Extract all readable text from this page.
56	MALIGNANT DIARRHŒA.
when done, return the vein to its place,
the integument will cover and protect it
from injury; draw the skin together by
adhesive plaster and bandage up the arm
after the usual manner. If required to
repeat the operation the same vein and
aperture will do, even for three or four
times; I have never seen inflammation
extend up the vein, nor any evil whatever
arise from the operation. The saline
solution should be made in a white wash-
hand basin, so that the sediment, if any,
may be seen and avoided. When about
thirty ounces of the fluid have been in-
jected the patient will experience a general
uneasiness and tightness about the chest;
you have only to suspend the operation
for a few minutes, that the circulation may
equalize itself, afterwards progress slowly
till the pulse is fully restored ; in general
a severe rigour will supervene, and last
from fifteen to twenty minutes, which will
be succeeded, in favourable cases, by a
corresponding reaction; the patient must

TO DO: Pick out each line containing the string "minutes" and copy it.

REPLY:
for a few minutes, that the circulation may
from fifteen to twenty minutes, which will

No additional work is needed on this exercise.